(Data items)
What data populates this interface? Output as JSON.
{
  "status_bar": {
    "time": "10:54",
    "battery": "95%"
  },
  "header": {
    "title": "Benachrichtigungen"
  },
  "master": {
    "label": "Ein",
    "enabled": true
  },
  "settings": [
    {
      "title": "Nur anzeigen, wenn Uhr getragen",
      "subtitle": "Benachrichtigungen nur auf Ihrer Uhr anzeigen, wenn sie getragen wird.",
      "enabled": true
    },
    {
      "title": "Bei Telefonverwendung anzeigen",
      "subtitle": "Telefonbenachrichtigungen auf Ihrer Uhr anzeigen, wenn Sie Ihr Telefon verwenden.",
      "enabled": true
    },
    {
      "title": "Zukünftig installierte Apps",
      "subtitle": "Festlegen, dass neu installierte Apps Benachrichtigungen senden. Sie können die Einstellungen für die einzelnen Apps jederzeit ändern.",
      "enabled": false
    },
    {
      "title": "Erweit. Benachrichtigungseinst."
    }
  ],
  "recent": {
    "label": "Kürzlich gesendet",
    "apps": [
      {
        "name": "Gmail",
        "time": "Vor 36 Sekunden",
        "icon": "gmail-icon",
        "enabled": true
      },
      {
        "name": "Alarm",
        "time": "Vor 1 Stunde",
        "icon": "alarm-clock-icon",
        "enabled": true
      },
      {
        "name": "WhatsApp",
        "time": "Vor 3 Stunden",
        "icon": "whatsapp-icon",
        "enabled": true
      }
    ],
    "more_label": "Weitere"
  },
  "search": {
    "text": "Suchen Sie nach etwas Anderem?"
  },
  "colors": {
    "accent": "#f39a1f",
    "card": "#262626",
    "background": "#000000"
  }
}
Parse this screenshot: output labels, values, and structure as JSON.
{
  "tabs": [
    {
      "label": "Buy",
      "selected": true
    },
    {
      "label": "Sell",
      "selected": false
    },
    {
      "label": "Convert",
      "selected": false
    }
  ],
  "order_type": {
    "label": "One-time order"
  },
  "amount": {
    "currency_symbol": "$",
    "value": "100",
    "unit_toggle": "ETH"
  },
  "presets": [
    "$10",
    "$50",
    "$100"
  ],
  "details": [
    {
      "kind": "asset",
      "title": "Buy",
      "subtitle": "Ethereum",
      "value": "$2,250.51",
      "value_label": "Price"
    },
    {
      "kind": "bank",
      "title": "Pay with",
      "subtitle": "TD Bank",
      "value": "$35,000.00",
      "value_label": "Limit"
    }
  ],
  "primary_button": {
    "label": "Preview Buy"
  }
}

==

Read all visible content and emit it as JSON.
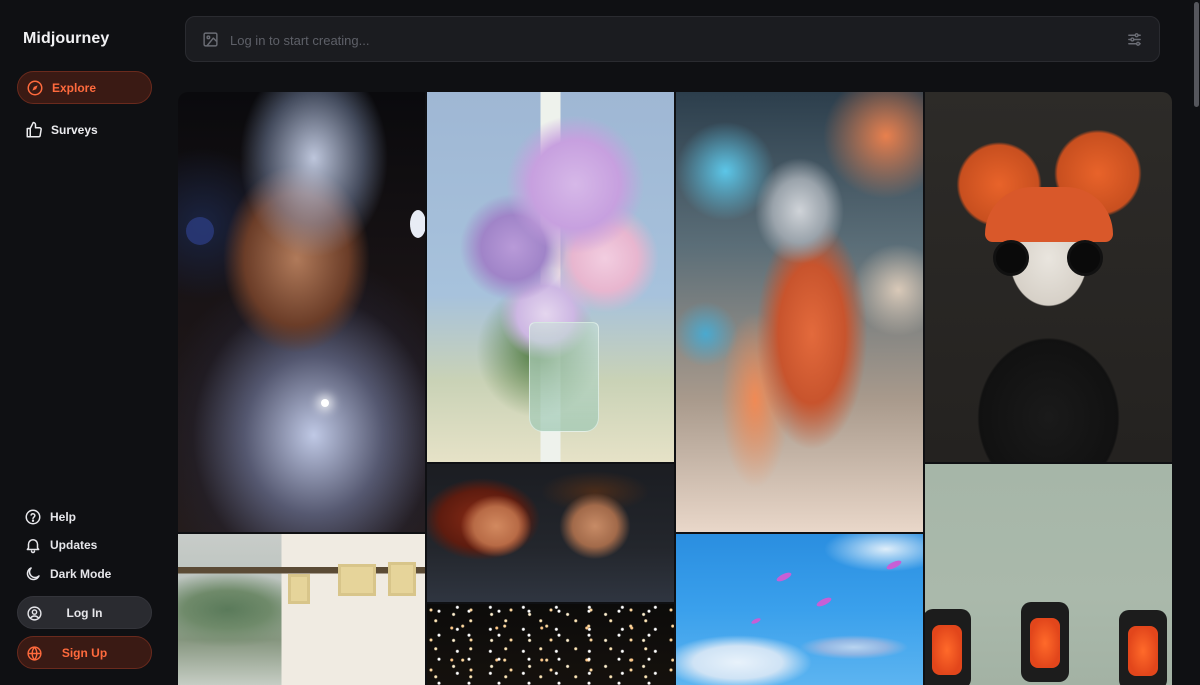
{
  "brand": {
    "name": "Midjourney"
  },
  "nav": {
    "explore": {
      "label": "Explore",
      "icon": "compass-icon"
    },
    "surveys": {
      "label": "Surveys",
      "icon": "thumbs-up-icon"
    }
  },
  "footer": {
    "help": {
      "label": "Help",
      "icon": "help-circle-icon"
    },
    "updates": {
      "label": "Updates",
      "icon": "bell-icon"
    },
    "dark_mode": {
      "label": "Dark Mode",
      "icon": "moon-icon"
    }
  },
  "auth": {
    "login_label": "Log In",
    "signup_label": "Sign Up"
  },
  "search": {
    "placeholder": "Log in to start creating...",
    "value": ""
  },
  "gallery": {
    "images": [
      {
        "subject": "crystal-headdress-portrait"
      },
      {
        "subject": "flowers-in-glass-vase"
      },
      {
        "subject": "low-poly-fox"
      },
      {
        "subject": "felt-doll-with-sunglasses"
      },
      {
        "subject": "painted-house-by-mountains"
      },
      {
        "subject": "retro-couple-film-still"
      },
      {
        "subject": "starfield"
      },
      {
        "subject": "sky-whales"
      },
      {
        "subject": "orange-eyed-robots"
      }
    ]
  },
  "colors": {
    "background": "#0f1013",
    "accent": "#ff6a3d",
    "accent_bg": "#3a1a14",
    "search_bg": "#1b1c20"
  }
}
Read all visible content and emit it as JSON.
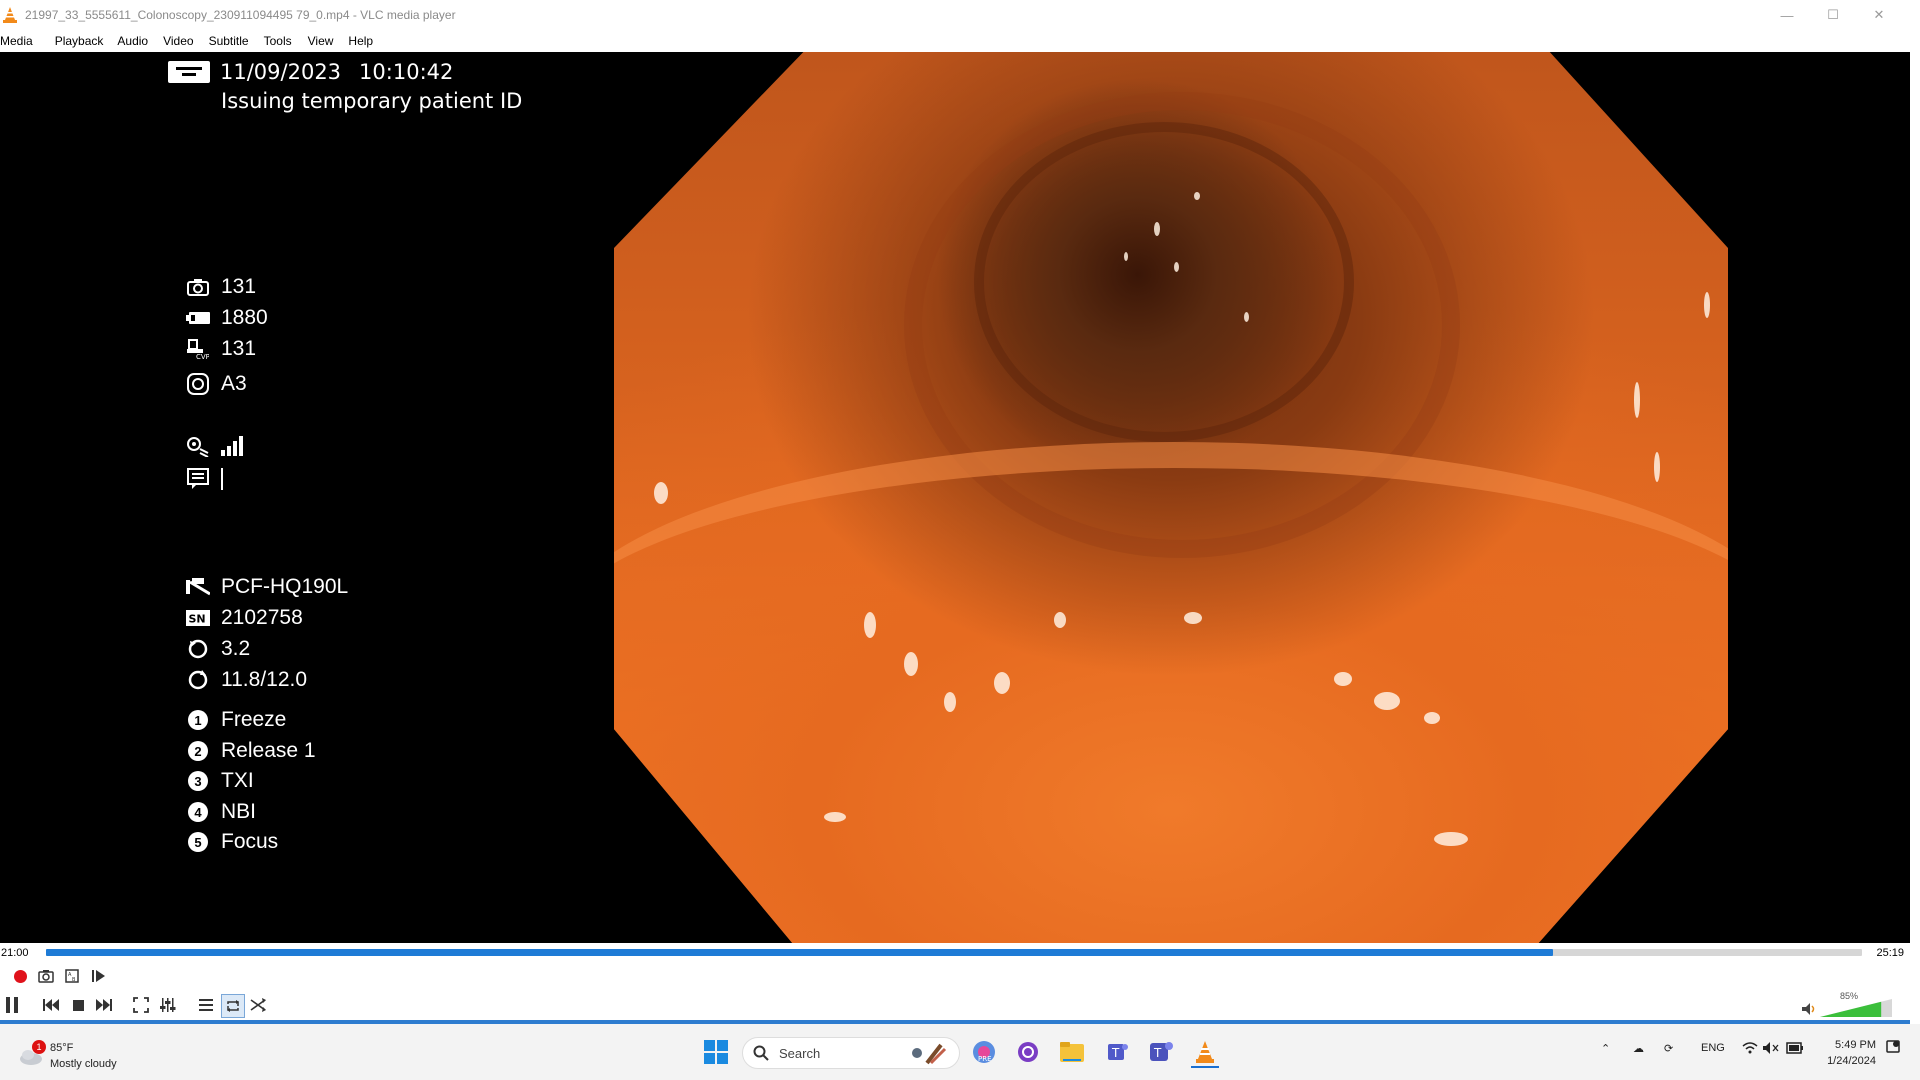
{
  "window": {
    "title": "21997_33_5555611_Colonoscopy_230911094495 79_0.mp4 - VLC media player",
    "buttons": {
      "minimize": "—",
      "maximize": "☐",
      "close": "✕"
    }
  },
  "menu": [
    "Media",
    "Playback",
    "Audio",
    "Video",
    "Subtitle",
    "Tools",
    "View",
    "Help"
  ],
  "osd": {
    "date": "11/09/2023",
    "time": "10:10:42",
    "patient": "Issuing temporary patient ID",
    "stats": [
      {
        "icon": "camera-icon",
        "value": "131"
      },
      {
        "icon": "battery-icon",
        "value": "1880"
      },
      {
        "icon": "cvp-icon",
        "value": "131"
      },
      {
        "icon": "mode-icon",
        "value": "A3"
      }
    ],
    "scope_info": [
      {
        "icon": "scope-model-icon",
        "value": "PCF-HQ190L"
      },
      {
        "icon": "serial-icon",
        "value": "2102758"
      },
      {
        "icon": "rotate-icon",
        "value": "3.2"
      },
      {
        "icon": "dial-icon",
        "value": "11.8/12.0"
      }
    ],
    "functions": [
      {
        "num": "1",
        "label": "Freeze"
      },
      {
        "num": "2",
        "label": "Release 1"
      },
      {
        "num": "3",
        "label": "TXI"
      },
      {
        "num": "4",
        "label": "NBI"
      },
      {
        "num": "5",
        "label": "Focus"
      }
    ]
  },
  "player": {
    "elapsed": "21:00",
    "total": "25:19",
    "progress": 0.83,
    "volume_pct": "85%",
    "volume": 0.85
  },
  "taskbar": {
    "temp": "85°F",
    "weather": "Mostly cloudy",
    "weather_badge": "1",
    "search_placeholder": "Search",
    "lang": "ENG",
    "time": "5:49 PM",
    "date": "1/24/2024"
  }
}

==

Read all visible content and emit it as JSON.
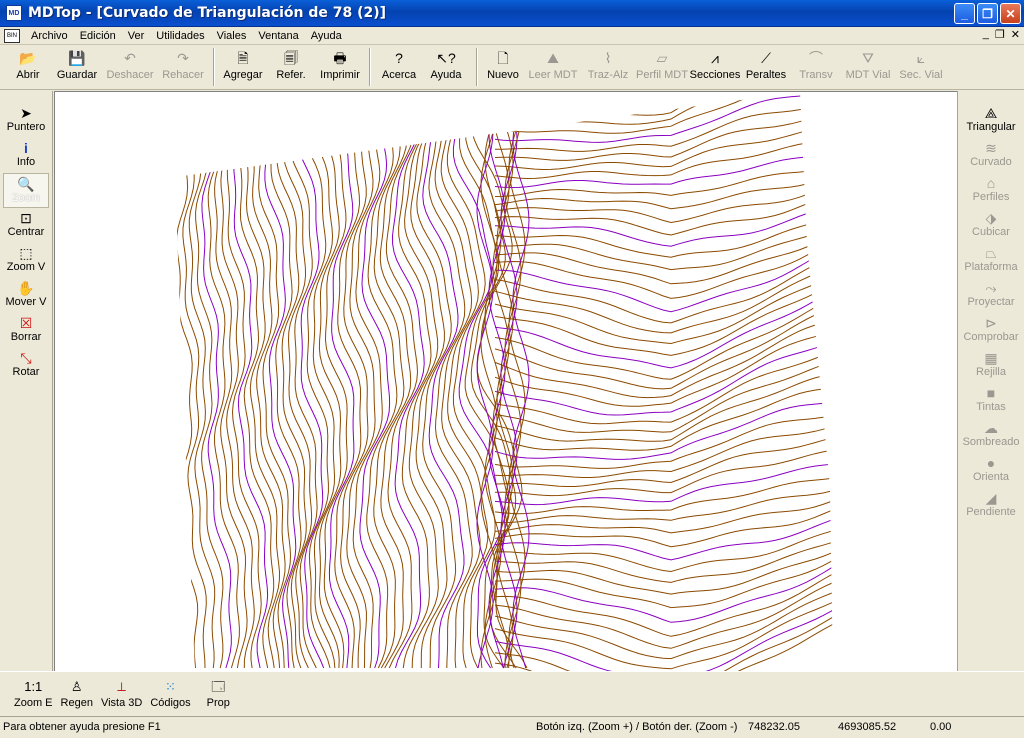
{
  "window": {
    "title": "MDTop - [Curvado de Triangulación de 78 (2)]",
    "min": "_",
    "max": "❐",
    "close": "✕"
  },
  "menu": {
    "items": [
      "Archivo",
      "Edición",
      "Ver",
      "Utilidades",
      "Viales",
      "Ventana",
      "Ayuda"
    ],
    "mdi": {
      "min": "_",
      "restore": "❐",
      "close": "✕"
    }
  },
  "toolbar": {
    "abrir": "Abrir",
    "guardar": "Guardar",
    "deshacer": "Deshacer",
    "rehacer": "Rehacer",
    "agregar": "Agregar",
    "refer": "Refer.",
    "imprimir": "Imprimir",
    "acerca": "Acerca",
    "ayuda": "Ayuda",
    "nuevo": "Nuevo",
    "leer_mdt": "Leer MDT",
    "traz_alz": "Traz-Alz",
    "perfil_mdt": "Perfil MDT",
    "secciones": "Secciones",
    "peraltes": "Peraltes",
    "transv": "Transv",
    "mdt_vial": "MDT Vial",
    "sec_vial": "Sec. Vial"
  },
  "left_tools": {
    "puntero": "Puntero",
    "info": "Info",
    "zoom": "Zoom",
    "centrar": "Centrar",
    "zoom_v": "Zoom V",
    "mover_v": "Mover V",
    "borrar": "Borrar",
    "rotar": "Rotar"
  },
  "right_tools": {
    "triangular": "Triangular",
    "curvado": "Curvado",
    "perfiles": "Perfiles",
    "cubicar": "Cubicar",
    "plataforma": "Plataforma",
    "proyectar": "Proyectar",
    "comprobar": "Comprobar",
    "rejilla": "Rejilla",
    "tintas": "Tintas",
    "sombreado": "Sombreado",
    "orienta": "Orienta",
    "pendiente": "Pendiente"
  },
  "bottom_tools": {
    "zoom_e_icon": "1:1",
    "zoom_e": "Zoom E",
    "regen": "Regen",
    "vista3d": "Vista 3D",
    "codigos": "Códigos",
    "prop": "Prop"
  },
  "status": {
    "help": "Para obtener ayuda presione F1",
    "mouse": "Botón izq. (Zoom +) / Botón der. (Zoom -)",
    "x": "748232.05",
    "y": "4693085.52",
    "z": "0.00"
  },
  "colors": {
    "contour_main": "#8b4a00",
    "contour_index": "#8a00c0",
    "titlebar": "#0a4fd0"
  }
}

■ YOUR OBJECTIVE ■
In the entries above, find each line with the word "Ihrer" and show it.

■ WORKED ANSWER ■
      "subtitle": "Benachrichtigungen nur auf Ihrer Uhr anzeigen, wenn sie getragen wird.",
      "subtitle": "Telefonbenachrichtigungen auf Ihrer Uhr anzeigen, wenn Sie Ihr Telefon verwenden.",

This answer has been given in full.